Dataset rows about figures:
━━━━━━━━━━━━━━━━

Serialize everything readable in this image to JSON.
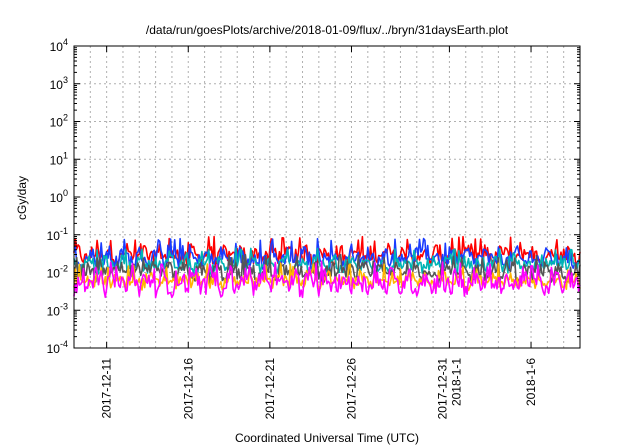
{
  "chart_data": {
    "type": "line",
    "title": "/data/run/goesPlots/archive/2018-01-09/flux/../bryn/31daysEarth.plot",
    "xlabel": "Coordinated Universal Time (UTC)",
    "ylabel": "cGy/day",
    "yscale": "log",
    "ylim": [
      0.0001,
      10000
    ],
    "xlim": [
      "2017-12-09",
      "2018-01-09"
    ],
    "grid": true,
    "y_ticks": [
      {
        "value": 0.0001,
        "base": "10",
        "exp": "-4"
      },
      {
        "value": 0.001,
        "base": "10",
        "exp": "-3"
      },
      {
        "value": 0.01,
        "base": "10",
        "exp": "-2"
      },
      {
        "value": 0.1,
        "base": "10",
        "exp": "-1"
      },
      {
        "value": 1,
        "base": "10",
        "exp": "0"
      },
      {
        "value": 10,
        "base": "10",
        "exp": "1"
      },
      {
        "value": 100,
        "base": "10",
        "exp": "2"
      },
      {
        "value": 1000,
        "base": "10",
        "exp": "3"
      },
      {
        "value": 10000,
        "base": "10",
        "exp": "4"
      }
    ],
    "x_ticks": [
      {
        "date": "2017-12-11",
        "labels": [
          "2017-12-11"
        ]
      },
      {
        "date": "2017-12-16",
        "labels": [
          "2017-12-16"
        ]
      },
      {
        "date": "2017-12-21",
        "labels": [
          "2017-12-21"
        ]
      },
      {
        "date": "2017-12-26",
        "labels": [
          "2017-12-26"
        ]
      },
      {
        "date": "2018-01-01",
        "labels": [
          "2017-12-31",
          "2018-1-1"
        ]
      },
      {
        "date": "2018-01-06",
        "labels": [
          "2018-1-6"
        ]
      }
    ],
    "series": [
      {
        "color": "#ff0000",
        "base": 0.028,
        "spread": 0.45,
        "peak": 0.09
      },
      {
        "color": "#1a3cff",
        "base": 0.024,
        "spread": 0.45,
        "peak": 0.08
      },
      {
        "color": "#00b4b4",
        "base": 0.016,
        "spread": 0.35,
        "peak": 0.045
      },
      {
        "color": "#555555",
        "base": 0.01,
        "spread": 0.4,
        "peak": 0.03
      },
      {
        "color": "#ffb400",
        "base": 0.006,
        "spread": 0.35,
        "peak": 0.018
      },
      {
        "color": "#ff00ff",
        "base": 0.0055,
        "spread": 0.55,
        "peak": 0.02
      }
    ]
  }
}
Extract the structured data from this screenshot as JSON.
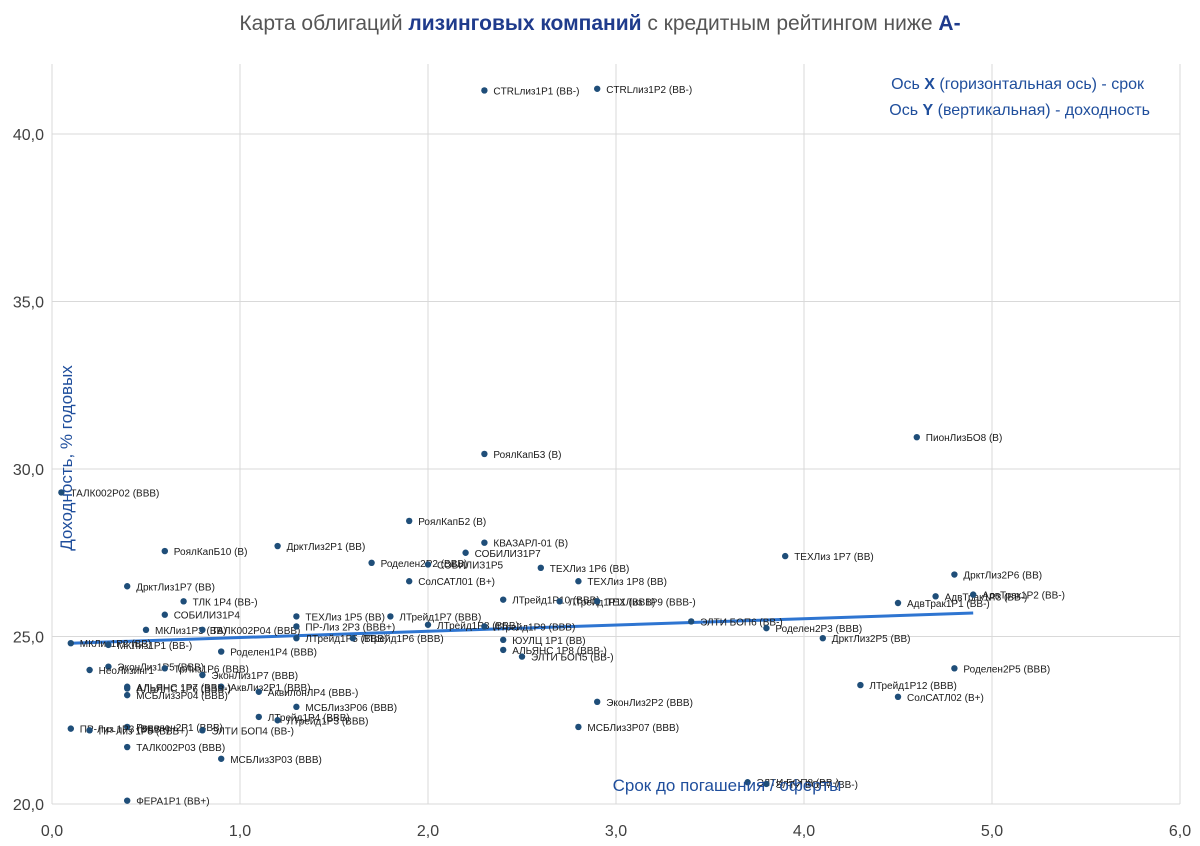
{
  "chart_data": {
    "type": "scatter",
    "title_parts": [
      "Карта облигаций ",
      "лизинговых компаний",
      " с кредитным рейтингом ниже ",
      "A-"
    ],
    "xlabel": "Срок до погашения / оферты",
    "ylabel": "Доходность, % годовых",
    "xlim": [
      0,
      6
    ],
    "ylim": [
      20,
      42
    ],
    "x_ticks": [
      "0,0",
      "1,0",
      "2,0",
      "3,0",
      "4,0",
      "5,0",
      "6,0"
    ],
    "y_ticks": [
      "20,0",
      "25,0",
      "30,0",
      "35,0",
      "40,0"
    ],
    "grid": true,
    "annotations": [
      [
        "Ось ",
        "X",
        " (горизонтальная ось) - срок"
      ],
      [
        "Ось ",
        "Y",
        " (вертикальная) - доходность"
      ]
    ],
    "trendline": {
      "x": [
        0.1,
        4.9
      ],
      "y": [
        24.8,
        25.7
      ]
    },
    "points": [
      {
        "label": "CTRLлиз1P1 (BB-)",
        "x": 2.3,
        "y": 41.3
      },
      {
        "label": "CTRLлиз1P2 (BB-)",
        "x": 2.9,
        "y": 41.35
      },
      {
        "label": "ПионЛизБО8 (B)",
        "x": 4.6,
        "y": 30.95
      },
      {
        "label": "РоялКапБ3 (B)",
        "x": 2.3,
        "y": 30.45
      },
      {
        "label": "ТАЛК002P02 (BBB)",
        "x": 0.05,
        "y": 29.3
      },
      {
        "label": "РоялКапБ2 (B)",
        "x": 1.9,
        "y": 28.45
      },
      {
        "label": "КВАЗАРЛ-01 (B)",
        "x": 2.3,
        "y": 27.8
      },
      {
        "label": "ДрктЛиз2Р1 (BB)",
        "x": 1.2,
        "y": 27.7
      },
      {
        "label": "РоялКапБ10 (B)",
        "x": 0.6,
        "y": 27.55
      },
      {
        "label": "СОБИЛИЗ1Р7",
        "x": 2.2,
        "y": 27.5
      },
      {
        "label": "Роделен2Р2 (BBB)",
        "x": 1.7,
        "y": 27.2
      },
      {
        "label": "СОБИЛИЗ1Р5",
        "x": 2.0,
        "y": 27.15
      },
      {
        "label": "ТЕХЛиз 1Р6 (BB)",
        "x": 2.6,
        "y": 27.05
      },
      {
        "label": "ТЕХЛиз 1Р7 (BB)",
        "x": 3.9,
        "y": 27.4
      },
      {
        "label": "СолСАТЛ01 (B+)",
        "x": 1.9,
        "y": 26.65
      },
      {
        "label": "ТЕХЛиз 1Р8 (BB)",
        "x": 2.8,
        "y": 26.65
      },
      {
        "label": "ДрктЛиз2Р6 (BB)",
        "x": 4.8,
        "y": 26.85
      },
      {
        "label": "ДрктЛиз1Р7 (BB)",
        "x": 0.4,
        "y": 26.5
      },
      {
        "label": "АдвТрак1Р3 (BB-)",
        "x": 4.7,
        "y": 26.2
      },
      {
        "label": "АдвТрак1Р2 (BB-)",
        "x": 4.9,
        "y": 26.25
      },
      {
        "label": "АдвТрак1Р1 (BB-)",
        "x": 4.5,
        "y": 26.0
      },
      {
        "label": "ЛТрейд1Р10 (BBB)",
        "x": 2.4,
        "y": 26.1
      },
      {
        "label": "ЛТрейд1Р11 (BBB)",
        "x": 2.7,
        "y": 26.05
      },
      {
        "label": "ТЕХЛиз 1Р9 (BBB-)",
        "x": 2.9,
        "y": 26.05
      },
      {
        "label": "ТЛК 1Р4 (BB-)",
        "x": 0.7,
        "y": 26.05
      },
      {
        "label": "СОБИЛИЗ1Р4",
        "x": 0.6,
        "y": 25.65
      },
      {
        "label": "ТЕХЛиз 1Р5 (BB)",
        "x": 1.3,
        "y": 25.6
      },
      {
        "label": "ЛТрейд1Р7 (BBB)",
        "x": 1.8,
        "y": 25.6
      },
      {
        "label": "ЛТрейд1Р8 (BBB)",
        "x": 2.0,
        "y": 25.35
      },
      {
        "label": "ЛТрейд1Р9 (BBB)",
        "x": 2.3,
        "y": 25.3
      },
      {
        "label": "ЭЛТИ БОП6 (BB-)",
        "x": 3.4,
        "y": 25.45
      },
      {
        "label": "МКЛиз1Р3 (BB)",
        "x": 0.5,
        "y": 25.2
      },
      {
        "label": "ТАЛК002P04 (BBB)",
        "x": 0.8,
        "y": 25.2
      },
      {
        "label": "ПР-Лиз 2Р3 (BBB+)",
        "x": 1.3,
        "y": 25.3
      },
      {
        "label": "ЛТрейд1Р5 (BBB)",
        "x": 1.3,
        "y": 24.95
      },
      {
        "label": "ЛТрейд1Р6 (BBB)",
        "x": 1.6,
        "y": 24.95
      },
      {
        "label": "Роделен2Р3 (BBB)",
        "x": 3.8,
        "y": 25.25
      },
      {
        "label": "ДрктЛиз2Р5 (BB)",
        "x": 4.1,
        "y": 24.95
      },
      {
        "label": "ЮУЛЦ 1Р1 (BB)",
        "x": 2.4,
        "y": 24.9
      },
      {
        "label": "МКЛиз1Р2 (BB)",
        "x": 0.1,
        "y": 24.8
      },
      {
        "label": "МКЛиз1Р1 (BB-)",
        "x": 0.3,
        "y": 24.75
      },
      {
        "label": "АЛЬЯНС 1Р8 (BBB-)",
        "x": 2.4,
        "y": 24.6
      },
      {
        "label": "Роделен1Р4 (BBB)",
        "x": 0.9,
        "y": 24.55
      },
      {
        "label": "ЭЛТИ БОП5 (BB-)",
        "x": 2.5,
        "y": 24.4
      },
      {
        "label": "ЭконЛиз1Р5 (BBB)",
        "x": 0.3,
        "y": 24.1
      },
      {
        "label": "Роделен2Р5 (BBB)",
        "x": 4.8,
        "y": 24.05
      },
      {
        "label": "НеоЛизинг1",
        "x": 0.2,
        "y": 24.0
      },
      {
        "label": "ТрЛиз1Р6 (BBB)",
        "x": 0.6,
        "y": 24.05
      },
      {
        "label": "ЭконЛиз1Р7 (BBB)",
        "x": 0.8,
        "y": 23.85
      },
      {
        "label": "ЛТрейд1Р12 (BBB)",
        "x": 4.3,
        "y": 23.55
      },
      {
        "label": "АЛЬЯНС 1Р7 (BBB-)",
        "x": 0.4,
        "y": 23.5
      },
      {
        "label": "АквЛиз2Р1 (BBB)",
        "x": 0.9,
        "y": 23.5
      },
      {
        "label": "АЛЬЯНС 1Р6 (BBB-)",
        "x": 0.4,
        "y": 23.45
      },
      {
        "label": "АквилонЛР4 (BBB-)",
        "x": 1.1,
        "y": 23.35
      },
      {
        "label": "МСБЛиз3Р04 (BBB)",
        "x": 0.4,
        "y": 23.25
      },
      {
        "label": "СолСАТЛ02 (B+)",
        "x": 4.5,
        "y": 23.2
      },
      {
        "label": "ЭконЛиз2Р2 (BBB)",
        "x": 2.9,
        "y": 23.05
      },
      {
        "label": "МСБЛиз3Р06 (BBB)",
        "x": 1.3,
        "y": 22.9
      },
      {
        "label": "ЛТрейд1Р4 (BBB)",
        "x": 1.1,
        "y": 22.6
      },
      {
        "label": "ЛТрейд1Р3 (BBB)",
        "x": 1.2,
        "y": 22.5
      },
      {
        "label": "МСБЛиз3Р07 (BBB)",
        "x": 2.8,
        "y": 22.3
      },
      {
        "label": "Роделен2Р1 (BBB)",
        "x": 0.4,
        "y": 22.3
      },
      {
        "label": "ПР-Лиз 1Р3 (BBB+)",
        "x": 0.1,
        "y": 22.25
      },
      {
        "label": "ПР-Лиз 1Р5 (BBB+)",
        "x": 0.2,
        "y": 22.2
      },
      {
        "label": "ЭЛТИ БОП4 (BB-)",
        "x": 0.8,
        "y": 22.2
      },
      {
        "label": "ТАЛК002P03 (BBB)",
        "x": 0.4,
        "y": 21.7
      },
      {
        "label": "МСБЛиз3Р03 (BBB)",
        "x": 0.9,
        "y": 21.35
      },
      {
        "label": "ЭЛТИ БОП8 (BB-)",
        "x": 3.7,
        "y": 20.65
      },
      {
        "label": "ЭЛТИ БОП7 (BB-)",
        "x": 3.8,
        "y": 20.6
      },
      {
        "label": "ФЕРА1Р1 (BB+)",
        "x": 0.4,
        "y": 20.1
      }
    ]
  }
}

━━━━━━━━━━━━━━━━

* **DIRECTIONS**
Copy each line from the data above that includes "JSON".

* **EXERCISE RESPONSE**
Serialize everything readable in this image to JSON.
Extract the structured data from this screenshot as JSON.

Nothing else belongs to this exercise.